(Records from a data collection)
━━━━━━━━━━━━━━━━━━━━━━━━━━━━━━

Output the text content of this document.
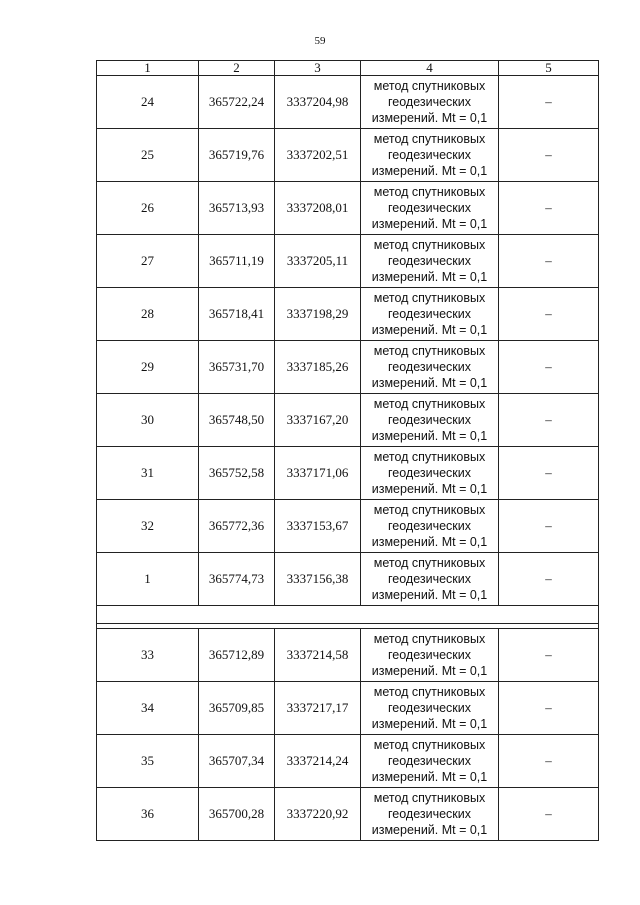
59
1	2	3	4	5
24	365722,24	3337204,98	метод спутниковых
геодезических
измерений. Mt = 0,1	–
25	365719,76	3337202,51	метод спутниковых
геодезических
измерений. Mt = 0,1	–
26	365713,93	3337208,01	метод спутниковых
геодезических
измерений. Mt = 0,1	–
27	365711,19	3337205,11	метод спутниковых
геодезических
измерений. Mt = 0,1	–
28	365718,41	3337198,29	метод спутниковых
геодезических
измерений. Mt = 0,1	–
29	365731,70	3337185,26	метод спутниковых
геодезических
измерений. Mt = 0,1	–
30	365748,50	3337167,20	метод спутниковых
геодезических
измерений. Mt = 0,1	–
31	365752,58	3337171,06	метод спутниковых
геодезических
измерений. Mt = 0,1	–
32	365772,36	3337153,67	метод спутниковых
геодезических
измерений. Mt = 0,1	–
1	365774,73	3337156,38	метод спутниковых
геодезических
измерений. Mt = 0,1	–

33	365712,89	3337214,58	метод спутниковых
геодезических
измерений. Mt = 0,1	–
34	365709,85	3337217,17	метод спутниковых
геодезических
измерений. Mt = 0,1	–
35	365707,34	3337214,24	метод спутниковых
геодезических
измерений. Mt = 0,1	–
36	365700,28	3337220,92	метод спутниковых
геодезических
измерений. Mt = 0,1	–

━━━━━━━━━━━━━━━━━━━━━━━━━━━━━━

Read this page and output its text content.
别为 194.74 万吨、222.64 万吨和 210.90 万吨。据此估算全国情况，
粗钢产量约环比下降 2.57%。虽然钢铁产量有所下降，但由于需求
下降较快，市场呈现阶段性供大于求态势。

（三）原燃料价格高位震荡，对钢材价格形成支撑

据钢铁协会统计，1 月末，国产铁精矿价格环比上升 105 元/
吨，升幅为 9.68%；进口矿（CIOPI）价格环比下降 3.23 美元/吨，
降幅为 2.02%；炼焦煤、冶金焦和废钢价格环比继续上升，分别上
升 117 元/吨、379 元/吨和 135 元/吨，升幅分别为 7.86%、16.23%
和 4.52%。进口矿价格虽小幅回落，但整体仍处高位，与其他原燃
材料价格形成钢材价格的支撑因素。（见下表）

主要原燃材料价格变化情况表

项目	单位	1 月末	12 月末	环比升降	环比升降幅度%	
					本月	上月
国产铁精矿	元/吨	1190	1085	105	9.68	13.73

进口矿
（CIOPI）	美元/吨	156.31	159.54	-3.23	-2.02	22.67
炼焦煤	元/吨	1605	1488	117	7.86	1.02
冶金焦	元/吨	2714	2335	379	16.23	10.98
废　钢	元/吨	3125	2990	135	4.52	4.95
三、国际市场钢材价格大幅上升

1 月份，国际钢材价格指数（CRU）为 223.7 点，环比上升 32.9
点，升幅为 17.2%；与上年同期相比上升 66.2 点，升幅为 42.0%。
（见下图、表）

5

━━━━━━━━━━━━━━━━━━━━━━━━━━━━━━

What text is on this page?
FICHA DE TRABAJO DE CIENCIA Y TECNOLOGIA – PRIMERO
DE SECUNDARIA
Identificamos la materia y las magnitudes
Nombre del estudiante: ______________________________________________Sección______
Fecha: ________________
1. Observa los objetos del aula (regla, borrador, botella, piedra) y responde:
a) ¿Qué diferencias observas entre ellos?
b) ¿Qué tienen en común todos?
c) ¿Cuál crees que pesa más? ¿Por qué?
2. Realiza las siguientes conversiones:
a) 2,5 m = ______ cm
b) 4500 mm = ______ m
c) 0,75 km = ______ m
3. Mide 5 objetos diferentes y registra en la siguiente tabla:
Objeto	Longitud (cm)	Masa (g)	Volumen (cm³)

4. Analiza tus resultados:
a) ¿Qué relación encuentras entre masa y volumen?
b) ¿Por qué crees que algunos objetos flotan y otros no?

━━━━━━━━━━━━━━━━━━━━━━━━━━━━━━

# [Exercise details]
Where a line holds the string "this", copy that line.

# [Expected output]
Output the text content of this document.
Read this page and output its text content.
What text is on this page?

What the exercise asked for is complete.